§ **Texto fornecido**:
-=-=-=-=-

A estilista se associou às parcerias como a marca Ludimila Heringer, que trabalha com tecidos sustentáveis certificados e foi fundada em 2018 no Pará pela designer, estilista e artesã Ludimila. A produção é sob demanda e as peças são confeccionadas  com o uso de técnicas manuais e ancestrais do processo de tingimento natural, além de crochê e bordados. Com a técnica de estamparia botânica (ecoprint) usa elementos da natureza como folhas, cascas, sementes e raízes.

A técnica não é exatamente uma novidade, dado ao conhecimento dos seringueiros. A novidade é que, pela primeira vez, a tecnologia dos seringais está chegando às passarelas do país e com amplas possibilidades de atingir o mercado internacional, porque revistas especializadas já perceberam o trabalho da estilista e têm dedicado generosos espaços às suas criações.

Revistas de moda têm feito editoriais informando que o material utilizado pela estilista é à base de látex natural, extraído das seringueiras nativas da floresta amazônica. “Na verdade um tecido de algodão banhado em látex, defumado e vulcanizado em estufas especiais. É um material de boa qualidade, internacionalmente reconhecido como um produto ecologicamente. A comercialização dos produtos de Tecido da Floresta se tornou um motivo de esperança para a melhoria da vida dos Seringueiros, sua permanência na floresta e o desenvolvimento sustentável da Amazônia”, escreveu uma revista de moda especializada.

-=-=-=-=-

§ **Dados fornecidos**:

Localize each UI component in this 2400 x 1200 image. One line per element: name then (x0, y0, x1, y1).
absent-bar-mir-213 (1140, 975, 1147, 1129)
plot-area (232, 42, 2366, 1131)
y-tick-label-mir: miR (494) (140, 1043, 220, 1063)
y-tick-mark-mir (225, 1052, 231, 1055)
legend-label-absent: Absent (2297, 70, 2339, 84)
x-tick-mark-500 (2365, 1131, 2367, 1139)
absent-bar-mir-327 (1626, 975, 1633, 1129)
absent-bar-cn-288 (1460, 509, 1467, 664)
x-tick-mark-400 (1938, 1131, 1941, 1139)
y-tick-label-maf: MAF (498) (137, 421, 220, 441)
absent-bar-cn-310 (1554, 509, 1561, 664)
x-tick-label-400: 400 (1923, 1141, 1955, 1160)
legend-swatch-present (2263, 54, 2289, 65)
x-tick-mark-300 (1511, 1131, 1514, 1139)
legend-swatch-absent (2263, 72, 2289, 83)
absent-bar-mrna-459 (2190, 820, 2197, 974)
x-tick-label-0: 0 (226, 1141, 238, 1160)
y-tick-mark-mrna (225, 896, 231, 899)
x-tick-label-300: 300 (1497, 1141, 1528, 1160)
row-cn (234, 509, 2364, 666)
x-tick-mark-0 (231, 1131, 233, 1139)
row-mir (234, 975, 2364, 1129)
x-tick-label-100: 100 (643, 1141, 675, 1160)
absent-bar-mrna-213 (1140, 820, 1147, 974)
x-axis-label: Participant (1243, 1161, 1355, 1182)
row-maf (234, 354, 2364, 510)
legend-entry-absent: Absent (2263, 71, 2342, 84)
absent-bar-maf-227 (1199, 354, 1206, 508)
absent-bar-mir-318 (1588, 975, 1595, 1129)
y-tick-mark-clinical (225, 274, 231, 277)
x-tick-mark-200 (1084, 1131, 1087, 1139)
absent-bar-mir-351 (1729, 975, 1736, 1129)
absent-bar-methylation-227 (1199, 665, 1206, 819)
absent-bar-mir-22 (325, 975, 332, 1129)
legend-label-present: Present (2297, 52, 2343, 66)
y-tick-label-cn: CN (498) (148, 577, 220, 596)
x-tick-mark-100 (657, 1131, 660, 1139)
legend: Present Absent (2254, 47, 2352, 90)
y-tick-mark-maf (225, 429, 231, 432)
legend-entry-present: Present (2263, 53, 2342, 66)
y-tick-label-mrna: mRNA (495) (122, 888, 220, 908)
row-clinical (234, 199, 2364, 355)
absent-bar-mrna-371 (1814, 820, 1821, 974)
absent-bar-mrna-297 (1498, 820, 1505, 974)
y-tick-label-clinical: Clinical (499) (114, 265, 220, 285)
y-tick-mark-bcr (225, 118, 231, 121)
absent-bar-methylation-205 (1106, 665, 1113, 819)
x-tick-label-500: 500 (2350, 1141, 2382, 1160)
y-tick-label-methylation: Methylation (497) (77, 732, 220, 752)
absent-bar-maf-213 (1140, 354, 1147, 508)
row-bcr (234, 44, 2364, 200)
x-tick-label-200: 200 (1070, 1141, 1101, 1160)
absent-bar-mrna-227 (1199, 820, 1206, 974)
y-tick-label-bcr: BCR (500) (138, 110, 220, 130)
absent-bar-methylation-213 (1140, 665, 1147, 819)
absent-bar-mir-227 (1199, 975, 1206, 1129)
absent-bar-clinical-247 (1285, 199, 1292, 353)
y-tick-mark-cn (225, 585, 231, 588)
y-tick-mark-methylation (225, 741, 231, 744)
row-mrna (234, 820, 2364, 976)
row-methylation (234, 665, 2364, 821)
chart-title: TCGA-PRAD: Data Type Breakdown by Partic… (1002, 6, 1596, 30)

-=-=-=-=-

§ **Tarefa 1**: Segundo o texto sobre a estilista e o látex, em que ano e em que estado foi fundada a marca Ludimila Heringer?
§ **Tarefa 2**: Liste todos os elementos da natureza que, de acordo com o texto sobre a estilista e o látex, são usados na técnica de estamparia botânica (ecoprint).
§ **Tarefa 3**: Escreva a continuação do texto sobre a estilista e o látex a partir do ponto em que ele termina.
As linhas não são necessárias para o que se pede aqui.

§ **Resposta 1**: Em 2018, no Pará.

§ **Resposta 2**: Folhas, cascas, sementes e raízes.

§ **Resposta 3**:
“É um produto típico da floresta amazônica, confeccionado pelo processo tradicional dos seringueiros em suas moradas na floresta. A origem desse produto é o “saco encauchado”, que consiste num saco de farinha banhado no látex de seringueira, se tornando impermeável. Este saco era utilizado pelas populações tradicionais da floresta para levar instrumentos de trabalho e mantimentos, que, dessa forma, ficavam protegidos das constantes chuvas da região”, escreveu outra publicação.

Acreana Dhey Oliveira, de 38 anos

De acordo com as publicações especializadas, pesquisas foram feitas para melhorar a durabilidade e qualidade do Tecido da Floresta a fim de atender às exigências do mercado. Através de inovações tecnológicas e foram desenvolvidas técnicas que permitem o extrativismo sustentável da borracha, eliminando processos intermediários, a insalubridade dos métodos tradicionais, o consumo excessivo de água e eletricidade. Além de integrar as famílias dos seringueiros ao processo, propiciando um aumento de renda, o assentamento humano e uma maior preservação da floresta e desse recurso natural.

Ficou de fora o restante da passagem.